## Task goal
Reading down the listing below, count the lines where the word "values" shows up, then give only that count.

## Input rows
--------------------

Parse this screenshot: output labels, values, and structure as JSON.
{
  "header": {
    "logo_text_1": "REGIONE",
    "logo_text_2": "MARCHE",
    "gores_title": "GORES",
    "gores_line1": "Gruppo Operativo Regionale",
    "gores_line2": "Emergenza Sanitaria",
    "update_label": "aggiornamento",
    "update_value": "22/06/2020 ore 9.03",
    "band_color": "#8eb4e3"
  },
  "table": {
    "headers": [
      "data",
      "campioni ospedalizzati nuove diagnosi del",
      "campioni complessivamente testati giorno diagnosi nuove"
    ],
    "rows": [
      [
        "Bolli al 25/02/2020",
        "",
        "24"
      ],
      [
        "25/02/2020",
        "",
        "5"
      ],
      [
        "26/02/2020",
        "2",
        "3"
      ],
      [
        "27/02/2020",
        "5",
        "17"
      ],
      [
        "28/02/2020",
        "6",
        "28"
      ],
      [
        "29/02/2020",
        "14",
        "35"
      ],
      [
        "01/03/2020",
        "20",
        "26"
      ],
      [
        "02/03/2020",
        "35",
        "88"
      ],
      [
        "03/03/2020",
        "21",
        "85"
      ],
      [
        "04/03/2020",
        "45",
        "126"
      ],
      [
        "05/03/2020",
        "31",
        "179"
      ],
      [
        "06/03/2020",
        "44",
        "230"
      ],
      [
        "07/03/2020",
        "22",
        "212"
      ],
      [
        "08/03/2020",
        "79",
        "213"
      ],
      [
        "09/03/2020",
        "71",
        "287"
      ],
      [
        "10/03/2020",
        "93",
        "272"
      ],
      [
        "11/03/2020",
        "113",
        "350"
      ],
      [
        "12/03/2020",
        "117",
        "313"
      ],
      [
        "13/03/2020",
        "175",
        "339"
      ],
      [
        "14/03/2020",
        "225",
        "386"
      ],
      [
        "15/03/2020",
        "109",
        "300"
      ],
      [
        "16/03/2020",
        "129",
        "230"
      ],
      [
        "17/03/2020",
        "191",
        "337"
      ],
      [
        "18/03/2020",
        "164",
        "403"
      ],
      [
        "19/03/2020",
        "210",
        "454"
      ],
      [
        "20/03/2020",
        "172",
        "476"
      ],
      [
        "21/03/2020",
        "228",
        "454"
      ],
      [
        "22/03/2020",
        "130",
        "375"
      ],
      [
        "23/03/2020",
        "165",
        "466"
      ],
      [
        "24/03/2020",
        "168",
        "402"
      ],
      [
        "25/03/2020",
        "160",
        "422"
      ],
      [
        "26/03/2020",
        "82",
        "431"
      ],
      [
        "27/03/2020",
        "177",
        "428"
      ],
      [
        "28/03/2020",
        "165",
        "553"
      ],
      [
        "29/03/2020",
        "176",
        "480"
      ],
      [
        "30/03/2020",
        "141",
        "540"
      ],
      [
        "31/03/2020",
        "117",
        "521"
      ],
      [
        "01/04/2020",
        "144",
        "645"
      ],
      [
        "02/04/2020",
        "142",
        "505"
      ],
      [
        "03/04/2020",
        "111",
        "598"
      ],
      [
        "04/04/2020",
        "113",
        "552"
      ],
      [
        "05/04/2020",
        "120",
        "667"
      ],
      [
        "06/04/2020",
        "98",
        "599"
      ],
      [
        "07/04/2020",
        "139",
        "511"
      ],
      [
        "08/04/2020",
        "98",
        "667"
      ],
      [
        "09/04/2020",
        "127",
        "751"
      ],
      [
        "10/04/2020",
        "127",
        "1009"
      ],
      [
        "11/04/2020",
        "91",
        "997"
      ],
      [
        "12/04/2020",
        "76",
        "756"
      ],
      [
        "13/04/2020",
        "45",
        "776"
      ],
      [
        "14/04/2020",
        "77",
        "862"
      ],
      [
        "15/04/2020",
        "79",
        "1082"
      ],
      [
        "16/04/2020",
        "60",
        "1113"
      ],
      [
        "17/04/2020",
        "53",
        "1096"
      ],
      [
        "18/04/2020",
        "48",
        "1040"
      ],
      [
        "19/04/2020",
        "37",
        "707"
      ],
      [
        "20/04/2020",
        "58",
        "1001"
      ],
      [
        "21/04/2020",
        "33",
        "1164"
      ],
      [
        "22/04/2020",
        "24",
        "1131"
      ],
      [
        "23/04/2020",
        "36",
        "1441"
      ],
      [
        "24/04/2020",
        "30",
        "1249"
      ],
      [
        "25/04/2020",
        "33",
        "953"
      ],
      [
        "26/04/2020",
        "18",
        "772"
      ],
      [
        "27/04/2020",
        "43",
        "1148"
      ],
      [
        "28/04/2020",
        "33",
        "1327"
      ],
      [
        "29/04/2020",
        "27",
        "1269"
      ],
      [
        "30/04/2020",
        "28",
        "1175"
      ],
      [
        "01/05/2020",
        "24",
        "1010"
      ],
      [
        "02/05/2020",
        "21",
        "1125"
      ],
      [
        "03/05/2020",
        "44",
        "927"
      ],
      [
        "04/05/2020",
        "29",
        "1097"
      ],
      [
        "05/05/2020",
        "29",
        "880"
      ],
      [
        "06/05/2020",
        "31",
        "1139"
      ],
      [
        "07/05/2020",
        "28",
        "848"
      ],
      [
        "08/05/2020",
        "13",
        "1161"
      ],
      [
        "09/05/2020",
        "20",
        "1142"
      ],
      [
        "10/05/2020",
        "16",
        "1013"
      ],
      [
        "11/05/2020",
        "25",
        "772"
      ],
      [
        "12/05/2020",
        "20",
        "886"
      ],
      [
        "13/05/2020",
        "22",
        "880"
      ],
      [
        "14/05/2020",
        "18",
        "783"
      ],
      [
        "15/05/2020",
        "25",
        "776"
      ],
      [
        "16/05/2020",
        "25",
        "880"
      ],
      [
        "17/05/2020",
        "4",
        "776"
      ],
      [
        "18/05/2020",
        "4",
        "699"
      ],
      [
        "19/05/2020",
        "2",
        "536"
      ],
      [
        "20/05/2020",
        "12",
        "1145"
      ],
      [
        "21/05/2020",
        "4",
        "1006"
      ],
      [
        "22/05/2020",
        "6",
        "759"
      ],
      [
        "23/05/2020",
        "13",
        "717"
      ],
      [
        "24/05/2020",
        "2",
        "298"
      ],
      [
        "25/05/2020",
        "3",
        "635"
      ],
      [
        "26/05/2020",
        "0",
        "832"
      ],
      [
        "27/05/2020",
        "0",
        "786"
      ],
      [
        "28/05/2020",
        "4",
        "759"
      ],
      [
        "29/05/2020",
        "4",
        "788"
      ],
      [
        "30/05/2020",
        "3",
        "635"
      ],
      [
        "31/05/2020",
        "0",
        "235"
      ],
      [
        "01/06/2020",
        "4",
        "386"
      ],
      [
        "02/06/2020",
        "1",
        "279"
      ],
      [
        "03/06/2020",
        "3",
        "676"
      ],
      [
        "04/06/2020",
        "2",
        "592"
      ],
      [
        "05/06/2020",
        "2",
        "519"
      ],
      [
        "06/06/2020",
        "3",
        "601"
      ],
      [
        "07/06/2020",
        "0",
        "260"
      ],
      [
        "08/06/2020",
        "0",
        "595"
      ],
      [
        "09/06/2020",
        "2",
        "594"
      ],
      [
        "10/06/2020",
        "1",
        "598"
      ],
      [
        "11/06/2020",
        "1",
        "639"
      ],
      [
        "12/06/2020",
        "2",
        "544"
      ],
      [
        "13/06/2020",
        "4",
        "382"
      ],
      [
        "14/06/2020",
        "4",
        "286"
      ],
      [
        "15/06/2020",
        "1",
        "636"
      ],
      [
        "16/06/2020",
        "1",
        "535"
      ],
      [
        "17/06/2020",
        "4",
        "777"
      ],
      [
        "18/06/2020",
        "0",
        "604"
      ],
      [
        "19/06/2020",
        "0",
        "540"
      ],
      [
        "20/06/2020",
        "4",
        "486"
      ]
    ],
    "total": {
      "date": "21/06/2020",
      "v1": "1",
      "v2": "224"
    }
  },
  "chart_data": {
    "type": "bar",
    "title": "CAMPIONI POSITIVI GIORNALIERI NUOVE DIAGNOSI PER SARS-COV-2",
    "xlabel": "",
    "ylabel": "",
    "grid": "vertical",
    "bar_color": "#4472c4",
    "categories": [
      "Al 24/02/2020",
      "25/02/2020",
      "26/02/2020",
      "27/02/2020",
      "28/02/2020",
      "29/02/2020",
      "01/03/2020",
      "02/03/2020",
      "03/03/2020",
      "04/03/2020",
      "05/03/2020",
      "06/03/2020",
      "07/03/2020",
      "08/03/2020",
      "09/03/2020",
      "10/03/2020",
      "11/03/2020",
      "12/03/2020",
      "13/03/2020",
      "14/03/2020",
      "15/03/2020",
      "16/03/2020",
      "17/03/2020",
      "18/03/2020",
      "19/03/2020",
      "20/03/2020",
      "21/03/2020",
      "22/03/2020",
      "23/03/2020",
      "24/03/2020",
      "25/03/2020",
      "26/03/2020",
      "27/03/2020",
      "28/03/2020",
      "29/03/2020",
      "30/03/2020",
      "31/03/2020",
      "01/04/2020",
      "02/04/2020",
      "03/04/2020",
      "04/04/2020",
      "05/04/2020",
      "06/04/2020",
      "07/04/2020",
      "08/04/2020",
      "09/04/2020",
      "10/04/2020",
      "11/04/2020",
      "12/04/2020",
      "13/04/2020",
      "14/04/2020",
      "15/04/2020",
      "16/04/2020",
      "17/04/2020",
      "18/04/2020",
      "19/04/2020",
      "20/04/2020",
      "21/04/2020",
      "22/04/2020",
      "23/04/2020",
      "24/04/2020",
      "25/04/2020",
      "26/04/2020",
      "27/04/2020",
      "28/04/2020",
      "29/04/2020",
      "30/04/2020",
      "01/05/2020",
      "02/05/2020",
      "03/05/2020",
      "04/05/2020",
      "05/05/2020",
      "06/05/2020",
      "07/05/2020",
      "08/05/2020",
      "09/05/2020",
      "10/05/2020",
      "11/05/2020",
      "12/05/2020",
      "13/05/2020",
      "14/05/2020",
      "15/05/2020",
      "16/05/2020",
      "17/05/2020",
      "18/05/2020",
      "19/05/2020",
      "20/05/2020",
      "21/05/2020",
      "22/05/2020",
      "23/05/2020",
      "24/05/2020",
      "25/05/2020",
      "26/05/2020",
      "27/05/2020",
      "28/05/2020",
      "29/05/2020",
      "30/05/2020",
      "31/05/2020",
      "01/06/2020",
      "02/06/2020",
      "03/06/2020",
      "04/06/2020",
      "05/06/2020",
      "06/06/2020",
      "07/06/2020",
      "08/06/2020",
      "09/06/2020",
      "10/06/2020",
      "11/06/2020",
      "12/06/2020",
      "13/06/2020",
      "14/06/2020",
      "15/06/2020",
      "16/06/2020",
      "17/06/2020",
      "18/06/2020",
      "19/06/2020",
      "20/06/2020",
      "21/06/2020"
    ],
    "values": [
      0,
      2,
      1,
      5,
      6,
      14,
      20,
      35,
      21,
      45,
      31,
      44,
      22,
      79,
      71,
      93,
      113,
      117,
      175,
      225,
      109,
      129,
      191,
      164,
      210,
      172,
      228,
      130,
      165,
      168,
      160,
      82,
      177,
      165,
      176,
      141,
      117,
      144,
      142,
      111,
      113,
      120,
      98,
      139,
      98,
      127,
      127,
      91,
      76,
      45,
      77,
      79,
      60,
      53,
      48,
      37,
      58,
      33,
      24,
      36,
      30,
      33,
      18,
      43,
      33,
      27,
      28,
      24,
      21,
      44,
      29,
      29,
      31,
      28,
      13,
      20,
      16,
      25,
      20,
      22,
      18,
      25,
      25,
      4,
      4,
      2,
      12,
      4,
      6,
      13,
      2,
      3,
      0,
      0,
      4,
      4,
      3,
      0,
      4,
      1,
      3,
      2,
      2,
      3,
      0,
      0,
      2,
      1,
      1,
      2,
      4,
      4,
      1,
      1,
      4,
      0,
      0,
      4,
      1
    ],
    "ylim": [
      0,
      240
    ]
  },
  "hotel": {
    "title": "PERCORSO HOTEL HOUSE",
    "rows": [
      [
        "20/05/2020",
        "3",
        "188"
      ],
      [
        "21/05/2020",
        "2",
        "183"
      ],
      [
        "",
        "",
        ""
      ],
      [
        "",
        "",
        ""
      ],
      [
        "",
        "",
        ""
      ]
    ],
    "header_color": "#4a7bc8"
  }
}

--------------------

## Exercise solution
2